+++ SUPPLIED ENTRIES

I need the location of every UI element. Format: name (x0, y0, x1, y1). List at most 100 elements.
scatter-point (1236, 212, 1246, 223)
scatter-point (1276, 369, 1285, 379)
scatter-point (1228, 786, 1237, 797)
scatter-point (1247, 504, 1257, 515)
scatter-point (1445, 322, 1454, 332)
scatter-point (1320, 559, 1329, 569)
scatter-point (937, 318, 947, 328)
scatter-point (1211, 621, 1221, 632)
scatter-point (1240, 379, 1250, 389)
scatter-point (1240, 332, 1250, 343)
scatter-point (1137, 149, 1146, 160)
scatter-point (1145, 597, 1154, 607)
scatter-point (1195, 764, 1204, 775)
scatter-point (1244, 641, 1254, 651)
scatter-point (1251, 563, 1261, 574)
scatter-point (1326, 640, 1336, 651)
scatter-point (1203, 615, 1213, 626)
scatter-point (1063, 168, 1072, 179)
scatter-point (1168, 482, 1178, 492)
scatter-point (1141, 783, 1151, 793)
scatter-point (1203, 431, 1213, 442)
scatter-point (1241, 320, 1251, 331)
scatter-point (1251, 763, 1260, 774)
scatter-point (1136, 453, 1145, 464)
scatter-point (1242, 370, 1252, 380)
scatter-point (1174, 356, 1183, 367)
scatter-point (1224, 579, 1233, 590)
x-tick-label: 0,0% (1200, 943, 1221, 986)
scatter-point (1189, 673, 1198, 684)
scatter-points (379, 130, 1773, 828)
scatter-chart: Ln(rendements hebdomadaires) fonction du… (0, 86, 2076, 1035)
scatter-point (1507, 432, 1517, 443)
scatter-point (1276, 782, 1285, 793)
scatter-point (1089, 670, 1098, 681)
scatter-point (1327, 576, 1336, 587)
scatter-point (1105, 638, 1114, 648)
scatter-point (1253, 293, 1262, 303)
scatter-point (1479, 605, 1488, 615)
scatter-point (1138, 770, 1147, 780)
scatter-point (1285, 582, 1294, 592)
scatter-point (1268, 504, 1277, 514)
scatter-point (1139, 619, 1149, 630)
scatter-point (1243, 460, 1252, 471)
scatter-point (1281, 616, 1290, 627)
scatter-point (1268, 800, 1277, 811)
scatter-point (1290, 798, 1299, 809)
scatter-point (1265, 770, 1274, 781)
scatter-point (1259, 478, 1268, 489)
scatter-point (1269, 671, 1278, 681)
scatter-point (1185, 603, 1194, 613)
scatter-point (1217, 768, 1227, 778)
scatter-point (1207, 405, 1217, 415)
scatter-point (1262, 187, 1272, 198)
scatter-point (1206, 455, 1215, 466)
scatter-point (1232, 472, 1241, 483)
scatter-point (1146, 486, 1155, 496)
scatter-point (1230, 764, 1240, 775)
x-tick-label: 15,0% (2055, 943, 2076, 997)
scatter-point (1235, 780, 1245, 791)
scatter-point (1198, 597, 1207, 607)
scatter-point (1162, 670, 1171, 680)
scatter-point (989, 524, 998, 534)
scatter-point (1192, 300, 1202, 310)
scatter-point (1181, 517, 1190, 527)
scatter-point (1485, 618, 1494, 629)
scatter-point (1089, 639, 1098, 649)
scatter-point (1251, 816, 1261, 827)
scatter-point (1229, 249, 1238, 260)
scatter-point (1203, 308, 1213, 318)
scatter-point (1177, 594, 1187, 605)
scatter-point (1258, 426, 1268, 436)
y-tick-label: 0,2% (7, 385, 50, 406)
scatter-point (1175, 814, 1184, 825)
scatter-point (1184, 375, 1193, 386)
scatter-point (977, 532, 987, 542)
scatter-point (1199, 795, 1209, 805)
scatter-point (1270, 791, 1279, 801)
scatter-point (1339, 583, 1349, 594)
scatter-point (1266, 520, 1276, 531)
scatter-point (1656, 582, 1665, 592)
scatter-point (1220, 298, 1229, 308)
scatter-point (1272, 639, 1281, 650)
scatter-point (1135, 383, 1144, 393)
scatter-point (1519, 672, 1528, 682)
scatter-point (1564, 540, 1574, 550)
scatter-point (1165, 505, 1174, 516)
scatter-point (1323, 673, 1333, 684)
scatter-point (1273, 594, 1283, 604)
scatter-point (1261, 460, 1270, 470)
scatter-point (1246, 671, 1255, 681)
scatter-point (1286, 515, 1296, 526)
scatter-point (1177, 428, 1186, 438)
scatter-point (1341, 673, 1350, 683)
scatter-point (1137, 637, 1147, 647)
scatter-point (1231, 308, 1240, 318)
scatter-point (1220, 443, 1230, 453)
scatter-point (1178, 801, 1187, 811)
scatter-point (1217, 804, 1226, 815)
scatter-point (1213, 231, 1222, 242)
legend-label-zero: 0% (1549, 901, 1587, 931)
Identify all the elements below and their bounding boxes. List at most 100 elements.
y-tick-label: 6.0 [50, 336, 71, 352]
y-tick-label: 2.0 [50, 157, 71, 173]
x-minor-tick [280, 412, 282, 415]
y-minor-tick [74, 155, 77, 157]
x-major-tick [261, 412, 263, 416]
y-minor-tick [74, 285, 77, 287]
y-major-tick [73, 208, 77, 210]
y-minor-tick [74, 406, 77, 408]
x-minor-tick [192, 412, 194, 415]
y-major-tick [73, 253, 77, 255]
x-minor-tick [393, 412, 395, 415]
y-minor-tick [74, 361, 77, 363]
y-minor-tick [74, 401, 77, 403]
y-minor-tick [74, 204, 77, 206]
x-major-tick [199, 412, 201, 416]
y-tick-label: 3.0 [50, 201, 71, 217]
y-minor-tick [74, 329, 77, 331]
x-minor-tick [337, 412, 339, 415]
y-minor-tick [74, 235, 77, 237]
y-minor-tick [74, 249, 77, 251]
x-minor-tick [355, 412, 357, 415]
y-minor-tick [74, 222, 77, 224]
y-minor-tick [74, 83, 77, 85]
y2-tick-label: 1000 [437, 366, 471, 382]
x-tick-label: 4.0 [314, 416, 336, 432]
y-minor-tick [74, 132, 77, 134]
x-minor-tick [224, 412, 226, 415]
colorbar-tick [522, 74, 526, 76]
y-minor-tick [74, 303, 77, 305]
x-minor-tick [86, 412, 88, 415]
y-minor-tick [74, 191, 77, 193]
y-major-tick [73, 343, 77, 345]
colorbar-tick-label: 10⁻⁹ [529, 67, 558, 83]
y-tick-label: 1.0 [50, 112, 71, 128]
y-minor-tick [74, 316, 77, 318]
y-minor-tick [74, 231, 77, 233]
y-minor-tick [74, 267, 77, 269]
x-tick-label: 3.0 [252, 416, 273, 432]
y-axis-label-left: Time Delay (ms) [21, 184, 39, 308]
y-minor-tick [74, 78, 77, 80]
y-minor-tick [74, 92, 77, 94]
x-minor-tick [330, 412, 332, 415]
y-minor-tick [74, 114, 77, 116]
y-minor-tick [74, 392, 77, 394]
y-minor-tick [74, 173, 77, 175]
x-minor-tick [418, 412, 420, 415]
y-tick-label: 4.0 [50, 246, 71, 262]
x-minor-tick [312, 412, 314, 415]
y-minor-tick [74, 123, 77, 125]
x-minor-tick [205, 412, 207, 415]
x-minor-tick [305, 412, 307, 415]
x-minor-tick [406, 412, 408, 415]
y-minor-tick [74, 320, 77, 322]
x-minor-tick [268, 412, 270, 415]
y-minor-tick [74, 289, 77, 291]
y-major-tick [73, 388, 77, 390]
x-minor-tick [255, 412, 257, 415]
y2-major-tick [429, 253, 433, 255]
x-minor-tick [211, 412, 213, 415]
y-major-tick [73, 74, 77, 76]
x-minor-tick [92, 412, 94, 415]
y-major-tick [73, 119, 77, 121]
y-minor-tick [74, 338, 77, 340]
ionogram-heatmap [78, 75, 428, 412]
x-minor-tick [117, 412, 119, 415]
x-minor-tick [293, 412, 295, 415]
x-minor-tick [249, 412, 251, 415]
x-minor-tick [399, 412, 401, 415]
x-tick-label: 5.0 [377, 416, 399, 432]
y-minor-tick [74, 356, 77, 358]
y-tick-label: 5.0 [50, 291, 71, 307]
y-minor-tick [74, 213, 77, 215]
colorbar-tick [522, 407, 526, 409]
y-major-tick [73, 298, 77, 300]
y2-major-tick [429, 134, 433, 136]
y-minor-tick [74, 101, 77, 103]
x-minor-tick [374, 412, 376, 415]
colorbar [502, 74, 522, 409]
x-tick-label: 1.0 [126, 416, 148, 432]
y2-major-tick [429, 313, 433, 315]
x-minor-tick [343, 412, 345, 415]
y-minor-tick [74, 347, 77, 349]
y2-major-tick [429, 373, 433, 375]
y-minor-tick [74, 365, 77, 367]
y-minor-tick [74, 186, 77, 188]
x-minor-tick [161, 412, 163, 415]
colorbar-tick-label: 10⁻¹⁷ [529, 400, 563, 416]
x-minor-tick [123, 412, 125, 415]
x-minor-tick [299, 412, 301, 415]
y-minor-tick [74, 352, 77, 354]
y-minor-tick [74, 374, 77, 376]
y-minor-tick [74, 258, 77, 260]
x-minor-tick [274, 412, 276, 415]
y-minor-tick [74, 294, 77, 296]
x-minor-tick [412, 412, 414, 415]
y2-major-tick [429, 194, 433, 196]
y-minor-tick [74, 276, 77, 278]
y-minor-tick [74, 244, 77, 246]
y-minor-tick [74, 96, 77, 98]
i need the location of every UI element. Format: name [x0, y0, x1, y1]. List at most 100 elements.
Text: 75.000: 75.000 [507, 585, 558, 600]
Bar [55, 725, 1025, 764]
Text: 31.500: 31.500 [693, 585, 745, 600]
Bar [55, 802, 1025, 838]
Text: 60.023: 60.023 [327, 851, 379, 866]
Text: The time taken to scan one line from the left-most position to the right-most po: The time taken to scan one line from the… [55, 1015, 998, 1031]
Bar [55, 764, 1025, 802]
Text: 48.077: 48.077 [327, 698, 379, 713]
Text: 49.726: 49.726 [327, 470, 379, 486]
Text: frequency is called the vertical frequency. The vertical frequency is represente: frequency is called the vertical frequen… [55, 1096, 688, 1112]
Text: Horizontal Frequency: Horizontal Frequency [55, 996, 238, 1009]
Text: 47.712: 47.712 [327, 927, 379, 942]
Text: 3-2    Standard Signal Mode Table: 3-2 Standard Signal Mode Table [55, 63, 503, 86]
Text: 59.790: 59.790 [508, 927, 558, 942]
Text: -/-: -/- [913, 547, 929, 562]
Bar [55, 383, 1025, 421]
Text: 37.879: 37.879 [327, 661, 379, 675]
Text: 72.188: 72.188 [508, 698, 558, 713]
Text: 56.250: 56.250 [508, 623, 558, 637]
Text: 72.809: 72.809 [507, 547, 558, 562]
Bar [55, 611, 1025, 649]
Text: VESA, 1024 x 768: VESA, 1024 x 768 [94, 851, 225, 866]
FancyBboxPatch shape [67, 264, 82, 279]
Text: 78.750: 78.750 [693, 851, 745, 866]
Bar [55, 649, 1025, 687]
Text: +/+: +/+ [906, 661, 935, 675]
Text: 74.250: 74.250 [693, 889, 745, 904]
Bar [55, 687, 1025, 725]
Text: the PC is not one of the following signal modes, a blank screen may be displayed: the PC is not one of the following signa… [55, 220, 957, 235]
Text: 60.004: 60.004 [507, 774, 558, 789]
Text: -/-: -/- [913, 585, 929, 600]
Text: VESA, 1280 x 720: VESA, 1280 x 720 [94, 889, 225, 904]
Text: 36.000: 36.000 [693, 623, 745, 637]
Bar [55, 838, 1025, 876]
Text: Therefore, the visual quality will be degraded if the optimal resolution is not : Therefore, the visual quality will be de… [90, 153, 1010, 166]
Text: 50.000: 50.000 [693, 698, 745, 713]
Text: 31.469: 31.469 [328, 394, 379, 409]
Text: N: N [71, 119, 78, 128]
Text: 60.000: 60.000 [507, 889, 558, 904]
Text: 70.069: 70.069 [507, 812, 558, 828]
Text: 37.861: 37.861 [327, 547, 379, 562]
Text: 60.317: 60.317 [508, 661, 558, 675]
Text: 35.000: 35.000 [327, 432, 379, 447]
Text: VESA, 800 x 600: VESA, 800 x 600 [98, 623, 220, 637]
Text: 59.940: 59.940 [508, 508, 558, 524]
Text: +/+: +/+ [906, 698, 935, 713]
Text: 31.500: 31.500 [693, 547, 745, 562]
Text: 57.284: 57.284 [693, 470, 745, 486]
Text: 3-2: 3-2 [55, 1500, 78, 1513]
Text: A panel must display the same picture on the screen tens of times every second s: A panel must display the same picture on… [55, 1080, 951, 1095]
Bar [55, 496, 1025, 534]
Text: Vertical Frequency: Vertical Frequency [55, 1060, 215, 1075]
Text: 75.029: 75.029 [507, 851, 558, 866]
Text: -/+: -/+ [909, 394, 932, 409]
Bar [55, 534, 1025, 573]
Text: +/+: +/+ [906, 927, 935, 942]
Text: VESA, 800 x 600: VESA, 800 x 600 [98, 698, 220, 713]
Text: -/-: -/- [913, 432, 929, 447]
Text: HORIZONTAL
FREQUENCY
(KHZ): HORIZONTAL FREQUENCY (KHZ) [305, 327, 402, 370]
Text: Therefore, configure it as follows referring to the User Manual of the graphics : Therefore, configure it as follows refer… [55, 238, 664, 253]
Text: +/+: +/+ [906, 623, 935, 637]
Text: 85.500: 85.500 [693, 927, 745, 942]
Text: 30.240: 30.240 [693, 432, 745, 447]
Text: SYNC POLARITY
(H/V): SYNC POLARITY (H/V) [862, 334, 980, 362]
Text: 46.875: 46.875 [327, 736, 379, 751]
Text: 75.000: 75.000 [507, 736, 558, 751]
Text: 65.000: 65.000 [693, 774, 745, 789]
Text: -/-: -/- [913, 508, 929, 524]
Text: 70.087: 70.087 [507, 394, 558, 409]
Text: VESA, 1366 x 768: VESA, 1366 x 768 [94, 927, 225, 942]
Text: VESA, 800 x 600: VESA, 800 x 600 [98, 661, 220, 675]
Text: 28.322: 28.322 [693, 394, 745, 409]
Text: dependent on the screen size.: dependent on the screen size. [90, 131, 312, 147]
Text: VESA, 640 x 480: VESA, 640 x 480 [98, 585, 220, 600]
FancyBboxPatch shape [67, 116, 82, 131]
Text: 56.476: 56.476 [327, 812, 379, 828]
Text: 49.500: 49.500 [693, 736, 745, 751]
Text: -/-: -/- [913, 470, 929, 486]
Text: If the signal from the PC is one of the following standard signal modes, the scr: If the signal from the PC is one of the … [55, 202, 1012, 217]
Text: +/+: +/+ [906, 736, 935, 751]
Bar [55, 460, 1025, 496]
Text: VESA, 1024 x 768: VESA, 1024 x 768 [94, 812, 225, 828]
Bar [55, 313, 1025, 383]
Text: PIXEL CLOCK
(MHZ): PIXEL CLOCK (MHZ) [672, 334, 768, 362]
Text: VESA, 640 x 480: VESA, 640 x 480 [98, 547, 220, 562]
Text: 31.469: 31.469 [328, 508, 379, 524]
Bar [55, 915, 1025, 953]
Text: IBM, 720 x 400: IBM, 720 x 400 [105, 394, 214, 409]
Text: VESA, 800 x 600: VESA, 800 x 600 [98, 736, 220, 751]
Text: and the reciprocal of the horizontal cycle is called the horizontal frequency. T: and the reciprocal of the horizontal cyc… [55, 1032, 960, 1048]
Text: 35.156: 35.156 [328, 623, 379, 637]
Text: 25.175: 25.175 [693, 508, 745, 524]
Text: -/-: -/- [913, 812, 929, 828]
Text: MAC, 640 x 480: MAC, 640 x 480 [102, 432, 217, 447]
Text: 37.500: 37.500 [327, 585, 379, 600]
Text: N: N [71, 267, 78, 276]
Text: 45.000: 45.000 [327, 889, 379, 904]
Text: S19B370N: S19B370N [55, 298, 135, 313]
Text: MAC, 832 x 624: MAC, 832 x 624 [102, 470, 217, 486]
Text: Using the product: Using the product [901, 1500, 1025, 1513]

++++++

PROBLEM STATEMENT –
Set down the rows above exactly as they appear, covering the stretch from the start of the rows through the line that contains "scatter-point (1240, 379, 1250, 389)", both ends included.

THE REPLY –
I need the location of every UI element. Format: name (x0, y0, x1, y1). List at most 100 elements.
scatter-point (1236, 212, 1246, 223)
scatter-point (1276, 369, 1285, 379)
scatter-point (1228, 786, 1237, 797)
scatter-point (1247, 504, 1257, 515)
scatter-point (1445, 322, 1454, 332)
scatter-point (1320, 559, 1329, 569)
scatter-point (937, 318, 947, 328)
scatter-point (1211, 621, 1221, 632)
scatter-point (1240, 379, 1250, 389)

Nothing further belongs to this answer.